### [Records provided]
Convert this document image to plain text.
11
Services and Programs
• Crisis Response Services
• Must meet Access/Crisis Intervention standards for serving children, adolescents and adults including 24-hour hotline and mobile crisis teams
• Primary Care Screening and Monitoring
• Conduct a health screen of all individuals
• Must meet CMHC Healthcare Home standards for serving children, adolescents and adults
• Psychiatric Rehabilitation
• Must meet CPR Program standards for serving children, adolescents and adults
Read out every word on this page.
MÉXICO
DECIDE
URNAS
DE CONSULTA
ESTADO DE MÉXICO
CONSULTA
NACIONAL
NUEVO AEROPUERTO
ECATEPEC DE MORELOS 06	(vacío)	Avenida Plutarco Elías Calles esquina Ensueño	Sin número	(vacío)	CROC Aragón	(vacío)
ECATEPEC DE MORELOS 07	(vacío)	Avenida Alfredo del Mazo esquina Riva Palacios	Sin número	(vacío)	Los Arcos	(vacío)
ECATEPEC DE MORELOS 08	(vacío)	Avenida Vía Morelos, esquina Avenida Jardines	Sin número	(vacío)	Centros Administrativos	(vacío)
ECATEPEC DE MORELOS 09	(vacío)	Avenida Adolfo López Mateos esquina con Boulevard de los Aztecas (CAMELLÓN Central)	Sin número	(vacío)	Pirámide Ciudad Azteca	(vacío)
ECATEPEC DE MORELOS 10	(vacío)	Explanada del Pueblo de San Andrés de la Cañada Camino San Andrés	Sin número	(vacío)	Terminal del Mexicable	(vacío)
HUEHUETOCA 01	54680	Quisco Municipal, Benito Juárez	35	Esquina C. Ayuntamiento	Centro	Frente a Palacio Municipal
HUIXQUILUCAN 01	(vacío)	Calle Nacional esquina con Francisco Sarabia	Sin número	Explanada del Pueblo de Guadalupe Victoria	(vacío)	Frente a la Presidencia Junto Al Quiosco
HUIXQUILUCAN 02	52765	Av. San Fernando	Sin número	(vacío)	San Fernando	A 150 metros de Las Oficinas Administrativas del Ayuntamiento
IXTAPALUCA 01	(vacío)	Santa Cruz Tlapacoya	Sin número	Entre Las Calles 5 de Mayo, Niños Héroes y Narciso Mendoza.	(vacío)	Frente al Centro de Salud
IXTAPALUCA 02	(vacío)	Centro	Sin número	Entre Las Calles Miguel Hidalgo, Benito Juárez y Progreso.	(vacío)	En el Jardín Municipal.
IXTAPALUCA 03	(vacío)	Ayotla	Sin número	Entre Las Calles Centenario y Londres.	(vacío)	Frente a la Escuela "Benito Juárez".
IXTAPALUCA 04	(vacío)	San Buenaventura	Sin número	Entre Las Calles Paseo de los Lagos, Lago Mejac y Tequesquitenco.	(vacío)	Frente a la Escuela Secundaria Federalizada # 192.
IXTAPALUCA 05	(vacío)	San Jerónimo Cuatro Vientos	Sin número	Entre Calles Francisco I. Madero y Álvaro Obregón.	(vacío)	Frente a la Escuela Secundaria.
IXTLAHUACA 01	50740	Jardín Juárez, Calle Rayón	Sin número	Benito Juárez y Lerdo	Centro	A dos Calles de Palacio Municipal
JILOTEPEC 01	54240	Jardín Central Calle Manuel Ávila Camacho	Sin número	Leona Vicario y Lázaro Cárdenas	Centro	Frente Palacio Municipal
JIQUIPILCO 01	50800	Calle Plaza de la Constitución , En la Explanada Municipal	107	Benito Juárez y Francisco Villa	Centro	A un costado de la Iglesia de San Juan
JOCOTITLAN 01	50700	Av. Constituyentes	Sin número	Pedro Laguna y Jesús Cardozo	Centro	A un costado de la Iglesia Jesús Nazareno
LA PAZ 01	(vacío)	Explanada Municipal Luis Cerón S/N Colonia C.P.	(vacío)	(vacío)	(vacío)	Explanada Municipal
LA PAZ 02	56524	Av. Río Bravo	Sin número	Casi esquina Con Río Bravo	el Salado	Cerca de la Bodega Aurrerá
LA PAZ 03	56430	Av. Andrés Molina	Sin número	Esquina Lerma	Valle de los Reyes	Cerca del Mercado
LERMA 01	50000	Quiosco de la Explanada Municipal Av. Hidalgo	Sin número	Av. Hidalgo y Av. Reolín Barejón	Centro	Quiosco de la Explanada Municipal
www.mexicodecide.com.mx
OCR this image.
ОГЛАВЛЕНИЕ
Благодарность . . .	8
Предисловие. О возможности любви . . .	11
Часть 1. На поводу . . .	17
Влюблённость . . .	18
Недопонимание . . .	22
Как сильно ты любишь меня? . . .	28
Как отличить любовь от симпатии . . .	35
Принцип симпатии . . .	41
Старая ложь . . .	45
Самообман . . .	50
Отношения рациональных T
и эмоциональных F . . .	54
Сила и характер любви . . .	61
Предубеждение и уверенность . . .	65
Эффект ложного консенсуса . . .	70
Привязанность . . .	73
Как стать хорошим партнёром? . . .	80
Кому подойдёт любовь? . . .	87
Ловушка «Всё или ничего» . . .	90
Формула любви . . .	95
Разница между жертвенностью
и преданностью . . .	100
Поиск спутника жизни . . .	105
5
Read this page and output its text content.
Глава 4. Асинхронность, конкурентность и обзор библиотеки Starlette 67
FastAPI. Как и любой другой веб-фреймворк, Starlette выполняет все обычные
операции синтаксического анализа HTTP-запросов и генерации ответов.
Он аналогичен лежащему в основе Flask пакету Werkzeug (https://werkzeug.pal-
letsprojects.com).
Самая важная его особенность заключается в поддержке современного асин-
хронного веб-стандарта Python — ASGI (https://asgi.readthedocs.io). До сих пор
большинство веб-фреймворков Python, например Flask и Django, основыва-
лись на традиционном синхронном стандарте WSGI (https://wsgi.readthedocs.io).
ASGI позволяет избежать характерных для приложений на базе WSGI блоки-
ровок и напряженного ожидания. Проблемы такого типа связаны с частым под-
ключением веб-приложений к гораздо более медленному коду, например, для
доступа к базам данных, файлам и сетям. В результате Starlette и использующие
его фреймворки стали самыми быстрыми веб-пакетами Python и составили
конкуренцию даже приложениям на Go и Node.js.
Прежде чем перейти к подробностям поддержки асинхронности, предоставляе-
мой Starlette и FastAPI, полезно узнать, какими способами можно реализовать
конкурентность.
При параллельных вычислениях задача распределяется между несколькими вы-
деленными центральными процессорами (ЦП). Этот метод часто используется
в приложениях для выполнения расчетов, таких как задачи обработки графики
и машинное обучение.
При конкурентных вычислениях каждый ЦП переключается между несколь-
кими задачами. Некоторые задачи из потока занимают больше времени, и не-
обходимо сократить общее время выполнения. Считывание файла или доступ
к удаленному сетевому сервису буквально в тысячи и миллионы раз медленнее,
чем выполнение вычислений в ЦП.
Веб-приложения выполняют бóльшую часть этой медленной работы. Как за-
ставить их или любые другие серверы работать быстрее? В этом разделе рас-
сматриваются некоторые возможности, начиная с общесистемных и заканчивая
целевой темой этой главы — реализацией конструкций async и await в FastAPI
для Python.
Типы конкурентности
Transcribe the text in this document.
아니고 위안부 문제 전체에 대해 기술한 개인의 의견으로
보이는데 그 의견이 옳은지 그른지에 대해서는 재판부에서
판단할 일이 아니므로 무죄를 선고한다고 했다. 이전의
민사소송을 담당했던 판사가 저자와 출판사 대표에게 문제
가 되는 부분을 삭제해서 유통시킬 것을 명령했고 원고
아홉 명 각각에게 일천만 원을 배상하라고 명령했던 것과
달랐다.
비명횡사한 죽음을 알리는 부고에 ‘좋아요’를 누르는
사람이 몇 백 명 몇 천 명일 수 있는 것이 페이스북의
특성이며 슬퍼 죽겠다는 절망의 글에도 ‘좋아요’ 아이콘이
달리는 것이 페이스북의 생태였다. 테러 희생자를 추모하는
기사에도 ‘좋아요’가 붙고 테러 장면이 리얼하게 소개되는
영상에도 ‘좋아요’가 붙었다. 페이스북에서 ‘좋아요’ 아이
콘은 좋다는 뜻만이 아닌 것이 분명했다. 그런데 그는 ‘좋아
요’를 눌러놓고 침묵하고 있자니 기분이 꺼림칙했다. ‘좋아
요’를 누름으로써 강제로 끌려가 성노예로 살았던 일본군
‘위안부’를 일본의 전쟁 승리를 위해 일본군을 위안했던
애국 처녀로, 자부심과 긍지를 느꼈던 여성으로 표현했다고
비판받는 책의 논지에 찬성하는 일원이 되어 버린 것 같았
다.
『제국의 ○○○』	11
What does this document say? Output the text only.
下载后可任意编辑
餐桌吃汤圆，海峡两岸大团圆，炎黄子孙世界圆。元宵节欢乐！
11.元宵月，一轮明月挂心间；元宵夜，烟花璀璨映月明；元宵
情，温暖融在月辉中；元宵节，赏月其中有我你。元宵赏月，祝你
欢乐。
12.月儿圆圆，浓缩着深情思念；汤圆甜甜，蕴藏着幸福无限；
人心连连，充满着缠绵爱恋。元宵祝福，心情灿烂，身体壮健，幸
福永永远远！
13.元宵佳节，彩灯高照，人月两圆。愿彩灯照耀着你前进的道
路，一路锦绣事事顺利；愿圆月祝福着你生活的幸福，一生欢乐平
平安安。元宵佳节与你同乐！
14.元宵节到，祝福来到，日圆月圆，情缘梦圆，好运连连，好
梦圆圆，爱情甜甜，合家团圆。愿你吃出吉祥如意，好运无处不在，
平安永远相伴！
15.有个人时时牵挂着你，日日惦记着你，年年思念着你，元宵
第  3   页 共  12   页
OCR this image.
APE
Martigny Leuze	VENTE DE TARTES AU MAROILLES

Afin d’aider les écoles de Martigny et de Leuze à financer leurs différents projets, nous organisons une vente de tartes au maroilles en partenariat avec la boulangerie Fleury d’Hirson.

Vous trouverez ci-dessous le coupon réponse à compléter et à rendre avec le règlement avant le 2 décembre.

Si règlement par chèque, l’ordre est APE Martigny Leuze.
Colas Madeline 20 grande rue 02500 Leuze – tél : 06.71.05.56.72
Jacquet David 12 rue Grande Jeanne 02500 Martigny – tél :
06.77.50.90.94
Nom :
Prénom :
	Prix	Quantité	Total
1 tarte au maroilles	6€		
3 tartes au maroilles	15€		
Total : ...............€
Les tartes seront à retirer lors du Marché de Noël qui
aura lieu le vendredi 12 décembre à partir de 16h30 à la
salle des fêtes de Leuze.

### [Required work]
Reproduce the records above exactly, starting with the line that contains "What does this" and ending with the last line.

### [Response to the task]
What does this document say? Output the text only.
下载后可任意编辑
餐桌吃汤圆，海峡两岸大团圆，炎黄子孙世界圆。元宵节欢乐！
11.元宵月，一轮明月挂心间；元宵夜，烟花璀璨映月明；元宵
情，温暖融在月辉中；元宵节，赏月其中有我你。元宵赏月，祝你
欢乐。
12.月儿圆圆，浓缩着深情思念；汤圆甜甜，蕴藏着幸福无限；
人心连连，充满着缠绵爱恋。元宵祝福，心情灿烂，身体壮健，幸
福永永远远！
13.元宵佳节，彩灯高照，人月两圆。愿彩灯照耀着你前进的道
路，一路锦绣事事顺利；愿圆月祝福着你生活的幸福，一生欢乐平
平安安。元宵佳节与你同乐！
14.元宵节到，祝福来到，日圆月圆，情缘梦圆，好运连连，好
梦圆圆，爱情甜甜，合家团圆。愿你吃出吉祥如意，好运无处不在，
平安永远相伴！
15.有个人时时牵挂着你，日日惦记着你，年年思念着你，元宵
第  3   页 共  12   页
OCR this image.
APE
Martigny Leuze	VENTE DE TARTES AU MAROILLES

Afin d’aider les écoles de Martigny et de Leuze à financer leurs différents projets, nous organisons une vente de tartes au maroilles en partenariat avec la boulangerie Fleury d’Hirson.

Vous trouverez ci-dessous le coupon réponse à compléter et à rendre avec le règlement avant le 2 décembre.

Si règlement par chèque, l’ordre est APE Martigny Leuze.
Colas Madeline 20 grande rue 02500 Leuze – tél : 06.71.05.56.72
Jacquet David 12 rue Grande Jeanne 02500 Martigny – tél :
06.77.50.90.94
Nom :
Prénom :
	Prix	Quantité	Total
1 tarte au maroilles	6€		
3 tartes au maroilles	15€		
Total : ...............€
Les tartes seront à retirer lors du Marché de Noël qui
aura lieu le vendredi 12 décembre à partir de 16h30 à la
salle des fêtes de Leuze.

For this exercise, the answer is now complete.